The task -
Select all lines in the records that include "портале".

▼

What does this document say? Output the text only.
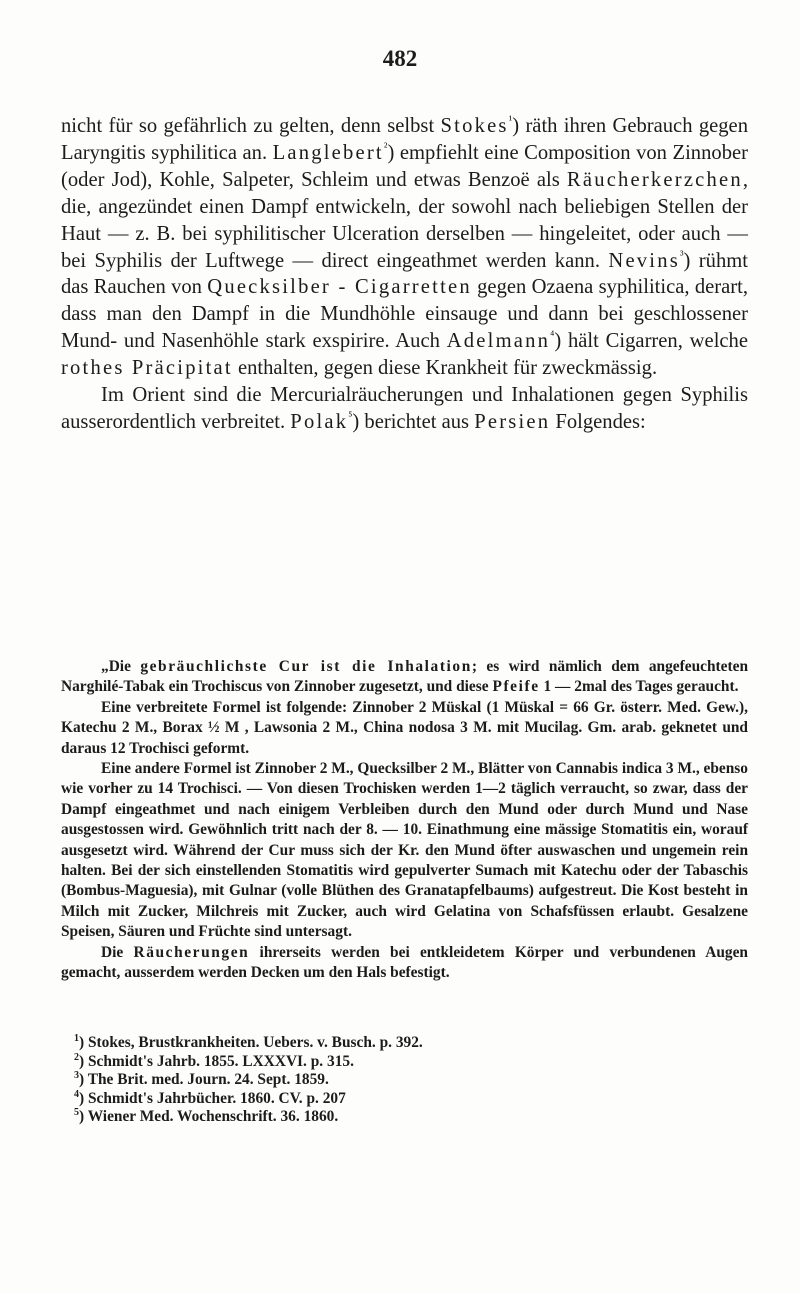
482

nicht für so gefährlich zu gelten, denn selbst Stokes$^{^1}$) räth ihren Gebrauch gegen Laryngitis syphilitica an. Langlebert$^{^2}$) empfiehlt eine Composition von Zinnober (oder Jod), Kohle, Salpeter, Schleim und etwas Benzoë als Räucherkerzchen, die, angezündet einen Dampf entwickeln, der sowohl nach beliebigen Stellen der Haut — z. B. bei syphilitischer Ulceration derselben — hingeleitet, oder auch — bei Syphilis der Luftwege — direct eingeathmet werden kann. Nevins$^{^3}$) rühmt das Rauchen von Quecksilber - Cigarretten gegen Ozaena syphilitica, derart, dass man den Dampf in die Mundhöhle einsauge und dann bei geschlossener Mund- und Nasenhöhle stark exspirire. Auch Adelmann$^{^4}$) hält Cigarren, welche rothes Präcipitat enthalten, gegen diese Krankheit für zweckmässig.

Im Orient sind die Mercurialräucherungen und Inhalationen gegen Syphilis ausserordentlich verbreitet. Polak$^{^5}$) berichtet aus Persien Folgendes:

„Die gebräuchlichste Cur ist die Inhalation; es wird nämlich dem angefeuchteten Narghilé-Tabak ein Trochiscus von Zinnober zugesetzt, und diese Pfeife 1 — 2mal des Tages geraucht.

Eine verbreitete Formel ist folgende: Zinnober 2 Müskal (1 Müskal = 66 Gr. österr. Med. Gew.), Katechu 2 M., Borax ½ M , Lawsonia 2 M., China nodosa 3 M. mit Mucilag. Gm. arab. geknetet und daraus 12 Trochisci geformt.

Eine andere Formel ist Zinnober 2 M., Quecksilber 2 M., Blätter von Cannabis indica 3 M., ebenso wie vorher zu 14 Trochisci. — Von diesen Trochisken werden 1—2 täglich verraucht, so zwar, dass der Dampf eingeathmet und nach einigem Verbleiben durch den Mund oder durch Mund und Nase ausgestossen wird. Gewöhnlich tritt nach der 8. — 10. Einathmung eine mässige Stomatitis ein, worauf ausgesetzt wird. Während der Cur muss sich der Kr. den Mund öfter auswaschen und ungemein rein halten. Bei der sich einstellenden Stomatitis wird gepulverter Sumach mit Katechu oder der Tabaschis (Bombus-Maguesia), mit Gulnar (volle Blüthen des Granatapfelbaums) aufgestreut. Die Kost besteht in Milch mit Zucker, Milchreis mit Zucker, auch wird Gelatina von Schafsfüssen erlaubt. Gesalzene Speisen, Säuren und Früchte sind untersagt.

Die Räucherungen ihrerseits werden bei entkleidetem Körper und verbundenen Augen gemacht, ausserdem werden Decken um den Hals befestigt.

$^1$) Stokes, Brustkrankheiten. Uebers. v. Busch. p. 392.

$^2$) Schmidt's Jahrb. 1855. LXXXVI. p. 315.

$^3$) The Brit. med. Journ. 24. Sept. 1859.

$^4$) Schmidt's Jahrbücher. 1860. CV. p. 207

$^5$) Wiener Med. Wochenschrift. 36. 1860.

▲
▼

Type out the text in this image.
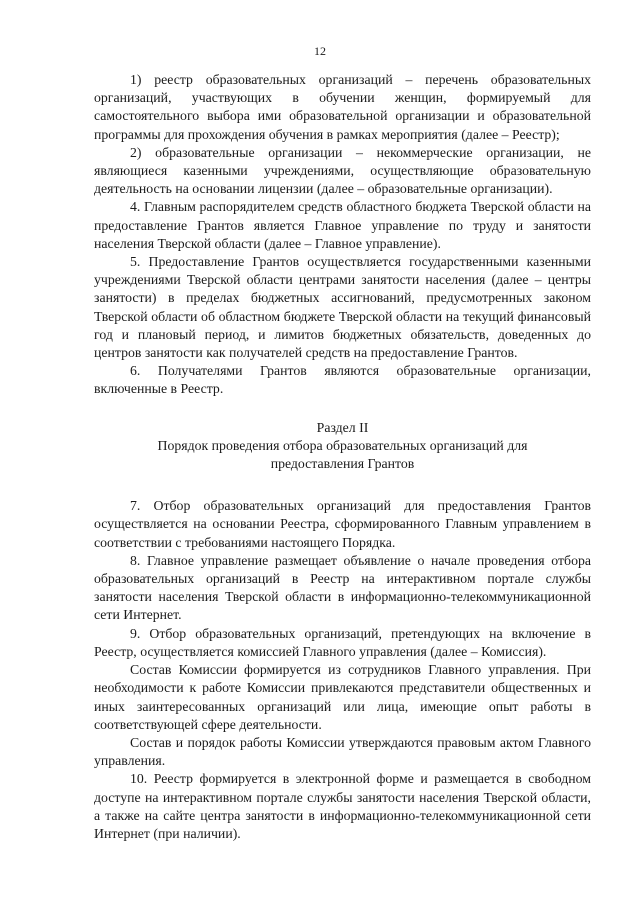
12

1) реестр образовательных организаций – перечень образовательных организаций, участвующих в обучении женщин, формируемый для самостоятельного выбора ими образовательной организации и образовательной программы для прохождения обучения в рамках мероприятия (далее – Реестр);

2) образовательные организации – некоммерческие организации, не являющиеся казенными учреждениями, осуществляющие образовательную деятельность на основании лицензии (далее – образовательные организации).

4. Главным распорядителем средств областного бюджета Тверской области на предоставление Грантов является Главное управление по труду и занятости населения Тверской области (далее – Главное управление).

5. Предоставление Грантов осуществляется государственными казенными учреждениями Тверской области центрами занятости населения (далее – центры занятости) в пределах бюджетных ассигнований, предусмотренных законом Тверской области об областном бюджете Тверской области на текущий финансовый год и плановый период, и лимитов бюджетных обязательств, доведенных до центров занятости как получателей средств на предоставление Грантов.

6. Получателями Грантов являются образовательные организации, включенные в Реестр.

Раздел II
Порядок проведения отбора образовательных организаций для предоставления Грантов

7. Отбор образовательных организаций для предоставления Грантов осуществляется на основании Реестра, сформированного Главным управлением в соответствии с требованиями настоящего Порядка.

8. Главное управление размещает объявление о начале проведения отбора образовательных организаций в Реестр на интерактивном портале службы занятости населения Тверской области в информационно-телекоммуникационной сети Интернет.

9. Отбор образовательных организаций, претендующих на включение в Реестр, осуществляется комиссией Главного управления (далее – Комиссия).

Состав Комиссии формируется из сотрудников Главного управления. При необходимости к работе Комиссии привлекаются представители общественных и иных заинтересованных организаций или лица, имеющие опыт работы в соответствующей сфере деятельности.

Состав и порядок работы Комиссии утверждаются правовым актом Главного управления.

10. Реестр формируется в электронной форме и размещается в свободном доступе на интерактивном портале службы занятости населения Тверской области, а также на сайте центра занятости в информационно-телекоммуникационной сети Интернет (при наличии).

▲

Solution below -
8. Главное управление размещает объявление о начале проведения отбора образовательных организаций в Реестр на интерактивном портале службы занятости населения Тверской области в информационно-телекоммуникационной сети Интернет.
10. Реестр формируется в электронной форме и размещается в свободном доступе на интерактивном портале службы занятости населения Тверской области, а также на сайте центра занятости в информационно-телекоммуникационной сети Интернет (при наличии).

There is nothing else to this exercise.